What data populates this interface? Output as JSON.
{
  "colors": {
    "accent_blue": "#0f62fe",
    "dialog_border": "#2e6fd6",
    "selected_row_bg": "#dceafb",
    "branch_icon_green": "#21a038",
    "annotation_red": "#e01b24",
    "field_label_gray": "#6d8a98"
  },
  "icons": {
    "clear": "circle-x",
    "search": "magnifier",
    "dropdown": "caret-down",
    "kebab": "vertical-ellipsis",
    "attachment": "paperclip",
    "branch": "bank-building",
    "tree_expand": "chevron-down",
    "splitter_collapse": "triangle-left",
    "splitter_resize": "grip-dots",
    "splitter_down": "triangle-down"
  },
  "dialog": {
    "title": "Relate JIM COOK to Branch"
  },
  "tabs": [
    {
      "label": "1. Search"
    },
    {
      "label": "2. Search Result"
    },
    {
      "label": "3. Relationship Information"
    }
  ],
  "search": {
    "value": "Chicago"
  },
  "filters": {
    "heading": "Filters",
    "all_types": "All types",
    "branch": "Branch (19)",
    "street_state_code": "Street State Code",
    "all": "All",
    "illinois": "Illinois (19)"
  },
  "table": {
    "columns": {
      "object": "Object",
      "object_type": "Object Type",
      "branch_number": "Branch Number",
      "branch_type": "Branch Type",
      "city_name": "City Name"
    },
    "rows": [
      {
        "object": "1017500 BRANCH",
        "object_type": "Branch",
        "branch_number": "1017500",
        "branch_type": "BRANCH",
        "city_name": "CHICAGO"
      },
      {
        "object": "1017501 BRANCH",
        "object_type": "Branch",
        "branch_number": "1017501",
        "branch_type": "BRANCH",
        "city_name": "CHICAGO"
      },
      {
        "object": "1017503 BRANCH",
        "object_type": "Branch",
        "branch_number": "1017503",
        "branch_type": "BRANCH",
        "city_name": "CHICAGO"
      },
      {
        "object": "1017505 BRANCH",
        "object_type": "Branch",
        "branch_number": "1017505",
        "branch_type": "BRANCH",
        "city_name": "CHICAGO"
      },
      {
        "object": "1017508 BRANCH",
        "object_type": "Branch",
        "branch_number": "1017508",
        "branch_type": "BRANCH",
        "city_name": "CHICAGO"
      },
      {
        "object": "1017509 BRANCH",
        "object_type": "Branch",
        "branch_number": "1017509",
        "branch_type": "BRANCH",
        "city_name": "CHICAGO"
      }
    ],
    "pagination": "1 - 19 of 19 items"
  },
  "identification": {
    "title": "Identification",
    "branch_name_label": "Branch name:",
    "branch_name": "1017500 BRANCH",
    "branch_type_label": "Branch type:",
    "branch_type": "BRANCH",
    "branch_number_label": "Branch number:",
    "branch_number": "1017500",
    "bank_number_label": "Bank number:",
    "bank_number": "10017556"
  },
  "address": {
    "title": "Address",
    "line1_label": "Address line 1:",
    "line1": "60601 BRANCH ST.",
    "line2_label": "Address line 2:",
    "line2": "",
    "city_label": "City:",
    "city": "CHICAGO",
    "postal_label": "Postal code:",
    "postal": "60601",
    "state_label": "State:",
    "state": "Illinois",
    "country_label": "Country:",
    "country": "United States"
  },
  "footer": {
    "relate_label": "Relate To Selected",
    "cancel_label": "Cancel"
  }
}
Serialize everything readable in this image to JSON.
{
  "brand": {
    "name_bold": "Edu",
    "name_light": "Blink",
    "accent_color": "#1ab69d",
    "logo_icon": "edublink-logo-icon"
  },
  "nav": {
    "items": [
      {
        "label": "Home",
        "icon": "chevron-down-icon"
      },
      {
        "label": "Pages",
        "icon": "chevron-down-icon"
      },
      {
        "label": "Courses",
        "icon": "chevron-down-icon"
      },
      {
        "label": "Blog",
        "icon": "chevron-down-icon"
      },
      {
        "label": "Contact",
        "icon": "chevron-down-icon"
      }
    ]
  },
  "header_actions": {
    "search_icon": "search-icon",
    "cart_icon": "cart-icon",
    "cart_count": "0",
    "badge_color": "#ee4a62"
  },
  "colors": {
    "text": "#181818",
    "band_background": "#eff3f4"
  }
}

★ ★ ★ ★

* _EXERCISE DIRECTIONS_
Output the data above exactly, please, line for line.

* _RESULT OF THE EXERCISE_
What data populates this interface? Output as JSON.
{
  "colors": {
    "accent_blue": "#0f62fe",
    "dialog_border": "#2e6fd6",
    "selected_row_bg": "#dceafb",
    "branch_icon_green": "#21a038",
    "annotation_red": "#e01b24",
    "field_label_gray": "#6d8a98"
  },
  "icons": {
    "clear": "circle-x",
    "search": "magnifier",
    "dropdown": "caret-down",
    "kebab": "vertical-ellipsis",
    "attachment": "paperclip",
    "branch": "bank-building",
    "tree_expand": "chevron-down",
    "splitter_collapse": "triangle-left",
    "splitter_resize": "grip-dots",
    "splitter_down": "triangle-down"
  },
  "dialog": {
    "title": "Relate JIM COOK to Branch"
  },
  "tabs": [
    {
      "label": "1. Search"
    },
    {
      "label": "2. Search Result"
    },
    {
      "label": "3. Relationship Information"
    }
  ],
  "search": {
    "value": "Chicago"
  },
  "filters": {
    "heading": "Filters",
    "all_types": "All types",
    "branch": "Branch (19)",
    "street_state_code": "Street State Code",
    "all": "All",
    "illinois": "Illinois (19)"
  },
  "table": {
    "columns": {
      "object": "Object",
      "object_type": "Object Type",
      "branch_number": "Branch Number",
      "branch_type": "Branch Type",
      "city_name": "City Name"
    },
    "rows": [
      {
        "object": "1017500 BRANCH",
        "object_type": "Branch",
        "branch_number": "1017500",
        "branch_type": "BRANCH",
        "city_name": "CHICAGO"
      },
      {
        "object": "1017501 BRANCH",
        "object_type": "Branch",
        "branch_number": "1017501",
        "branch_type": "BRANCH",
        "city_name": "CHICAGO"
      },
      {
        "object": "1017503 BRANCH",
        "object_type": "Branch",
        "branch_number": "1017503",
        "branch_type": "BRANCH",
        "city_name": "CHICAGO"
      },
      {
        "object": "1017505 BRANCH",
        "object_type": "Branch",
        "branch_number": "1017505",
        "branch_type": "BRANCH",
        "city_name": "CHICAGO"
      },
      {
        "object": "1017508 BRANCH",
        "object_type": "Branch",
        "branch_number": "1017508",
        "branch_type": "BRANCH",
        "city_name": "CHICAGO"
      },
      {
        "object": "1017509 BRANCH",
        "object_type": "Branch",
        "branch_number": "1017509",
        "branch_type": "BRANCH",
        "city_name": "CHICAGO"
      }
    ],
    "pagination": "1 - 19 of 19 items"
  },
  "identification": {
    "title": "Identification",
    "branch_name_label": "Branch name:",
    "branch_name": "1017500 BRANCH",
    "branch_type_label": "Branch type:",
    "branch_type": "BRANCH",
    "branch_number_label": "Branch number:",
    "branch_number": "1017500",
    "bank_number_label": "Bank number:",
    "bank_number": "10017556"
  },
  "address": {
    "title": "Address",
    "line1_label": "Address line 1:",
    "line1": "60601 BRANCH ST.",
    "line2_label": "Address line 2:",
    "line2": "",
    "city_label": "City:",
    "city": "CHICAGO",
    "postal_label": "Postal code:",
    "postal": "60601",
    "state_label": "State:",
    "state": "Illinois",
    "country_label": "Country:",
    "country": "United States"
  },
  "footer": {
    "relate_label": "Relate To Selected",
    "cancel_label": "Cancel"
  }
}
Serialize everything readable in this image to JSON.
{
  "brand": {
    "name_bold": "Edu",
    "name_light": "Blink",
    "accent_color": "#1ab69d",
    "logo_icon": "edublink-logo-icon"
  },
  "nav": {
    "items": [
      {
        "label": "Home",
        "icon": "chevron-down-icon"
      },
      {
        "label": "Pages",
        "icon": "chevron-down-icon"
      },
      {
        "label": "Courses",
        "icon": "chevron-down-icon"
      },
      {
        "label": "Blog",
        "icon": "chevron-down-icon"
      },
      {
        "label": "Contact",
        "icon": "chevron-down-icon"
      }
    ]
  },
  "header_actions": {
    "search_icon": "search-icon",
    "cart_icon": "cart-icon",
    "cart_count": "0",
    "badge_color": "#ee4a62"
  },
  "colors": {
    "text": "#181818",
    "band_background": "#eff3f4"
  }
}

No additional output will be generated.